**Your task**
Repeat the material verbatim and drop the pictures.

Dataset rows:

◇ ◇ ◇

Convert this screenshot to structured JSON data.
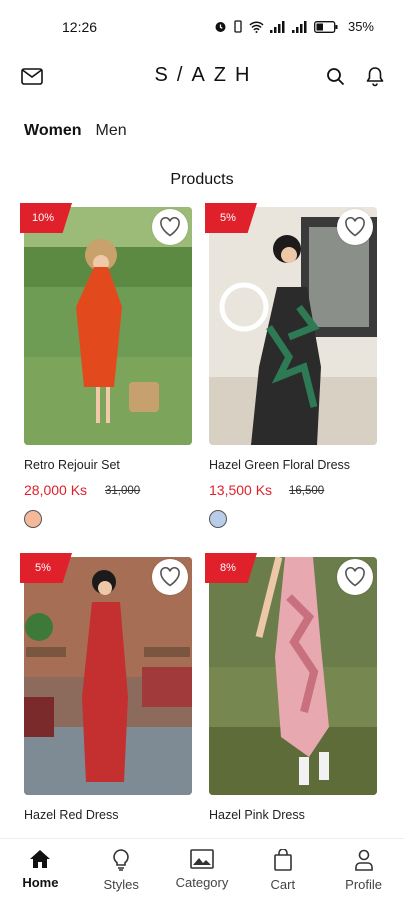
{
  "status_bar": {
    "time": "12:26",
    "battery": "35%"
  },
  "header": {
    "brand": "S/AZH"
  },
  "gender_tabs": [
    {
      "label": "Women",
      "active": true
    },
    {
      "label": "Men",
      "active": false
    }
  ],
  "section_title": "Products",
  "products": [
    {
      "name": "Retro Rejouir Set",
      "price": "28,000 Ks",
      "old_price": "31,000",
      "discount": "10%",
      "swatch": "#f4b89a"
    },
    {
      "name": "Hazel Green Floral Dress",
      "price": "13,500 Ks",
      "old_price": "16,500",
      "discount": "5%",
      "swatch": "#b9cde8"
    },
    {
      "name": "Hazel Red Dress",
      "discount": "5%"
    },
    {
      "name": "Hazel Pink Dress",
      "discount": "8%"
    }
  ],
  "bottom_nav": [
    {
      "label": "Home",
      "icon": "home-icon",
      "active": true
    },
    {
      "label": "Styles",
      "icon": "bulb-icon",
      "active": false
    },
    {
      "label": "Category",
      "icon": "image-icon",
      "active": false
    },
    {
      "label": "Cart",
      "icon": "bag-icon",
      "active": false
    },
    {
      "label": "Profile",
      "icon": "person-icon",
      "active": false
    }
  ],
  "colors": {
    "accent": "#e0202b"
  }
}
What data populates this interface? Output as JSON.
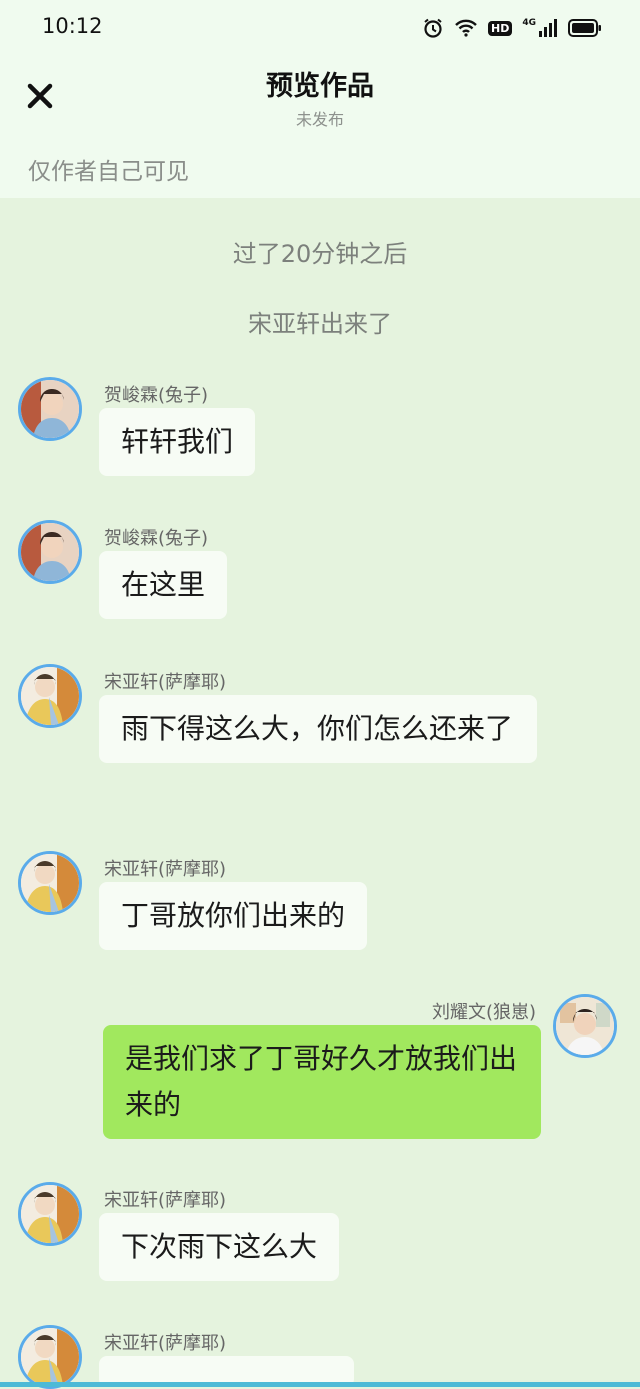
{
  "status_bar": {
    "time": "10:12",
    "hd_label": "HD",
    "network_label": "4G"
  },
  "header": {
    "title": "预览作品",
    "subtitle": "未发布"
  },
  "visibility_note": "仅作者自己可见",
  "narration": [
    "过了20分钟之后",
    "宋亚轩出来了"
  ],
  "messages": [
    {
      "sender": "贺峻霖(兔子)",
      "text": "轩轩我们",
      "side": "left"
    },
    {
      "sender": "贺峻霖(兔子)",
      "text": "在这里",
      "side": "left"
    },
    {
      "sender": "宋亚轩(萨摩耶)",
      "text": "雨下得这么大，你们怎么还来了",
      "side": "left"
    },
    {
      "sender": "宋亚轩(萨摩耶)",
      "text": "丁哥放你们出来的",
      "side": "left"
    },
    {
      "sender": "刘耀文(狼崽)",
      "text": "是我们求了丁哥好久才放我们出来的",
      "side": "right"
    },
    {
      "sender": "宋亚轩(萨摩耶)",
      "text": "下次雨下这么大",
      "side": "left"
    },
    {
      "sender": "宋亚轩(萨摩耶)",
      "text": "",
      "side": "left"
    }
  ],
  "colors": {
    "accent_ring": "#5aabea",
    "right_bubble": "#a1e85e",
    "background": "#e5f3de"
  }
}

◇ ◇ ◇

**Response**
Convert this screenshot to structured JSON data.
{
  "status_bar": {
    "time": "12:26",
    "battery": "35%"
  },
  "header": {
    "brand": "S/AZH"
  },
  "gender_tabs": [
    {
      "label": "Women",
      "active": true
    },
    {
      "label": "Men",
      "active": false
    }
  ],
  "section_title": "Products",
  "products": [
    {
      "name": "Retro Rejouir Set",
      "price": "28,000 Ks",
      "old_price": "31,000",
      "discount": "10%",
      "swatch": "#f4b89a"
    },
    {
      "name": "Hazel Green Floral Dress",
      "price": "13,500 Ks",
      "old_price": "16,500",
      "discount": "5%",
      "swatch": "#b9cde8"
    },
    {
      "name": "Hazel Red Dress",
      "discount": "5%"
    },
    {
      "name": "Hazel Pink Dress",
      "discount": "8%"
    }
  ],
  "bottom_nav": [
    {
      "label": "Home",
      "icon": "home-icon",
      "active": true
    },
    {
      "label": "Styles",
      "icon": "bulb-icon",
      "active": false
    },
    {
      "label": "Category",
      "icon": "image-icon",
      "active": false
    },
    {
      "label": "Cart",
      "icon": "bag-icon",
      "active": false
    },
    {
      "label": "Profile",
      "icon": "person-icon",
      "active": false
    }
  ],
  "colors": {
    "accent": "#e0202b"
  }
}
What data populates this interface? Output as JSON.
{
  "status_bar": {
    "time": "10:12",
    "hd_label": "HD",
    "network_label": "4G"
  },
  "header": {
    "title": "预览作品",
    "subtitle": "未发布"
  },
  "visibility_note": "仅作者自己可见",
  "narration": [
    "过了20分钟之后",
    "宋亚轩出来了"
  ],
  "messages": [
    {
      "sender": "贺峻霖(兔子)",
      "text": "轩轩我们",
      "side": "left"
    },
    {
      "sender": "贺峻霖(兔子)",
      "text": "在这里",
      "side": "left"
    },
    {
      "sender": "宋亚轩(萨摩耶)",
      "text": "雨下得这么大，你们怎么还来了",
      "side": "left"
    },
    {
      "sender": "宋亚轩(萨摩耶)",
      "text": "丁哥放你们出来的",
      "side": "left"
    },
    {
      "sender": "刘耀文(狼崽)",
      "text": "是我们求了丁哥好久才放我们出来的",
      "side": "right"
    },
    {
      "sender": "宋亚轩(萨摩耶)",
      "text": "下次雨下这么大",
      "side": "left"
    },
    {
      "sender": "宋亚轩(萨摩耶)",
      "text": "",
      "side": "left"
    }
  ],
  "colors": {
    "accent_ring": "#5aabea",
    "right_bubble": "#a1e85e",
    "background": "#e5f3de"
  }
}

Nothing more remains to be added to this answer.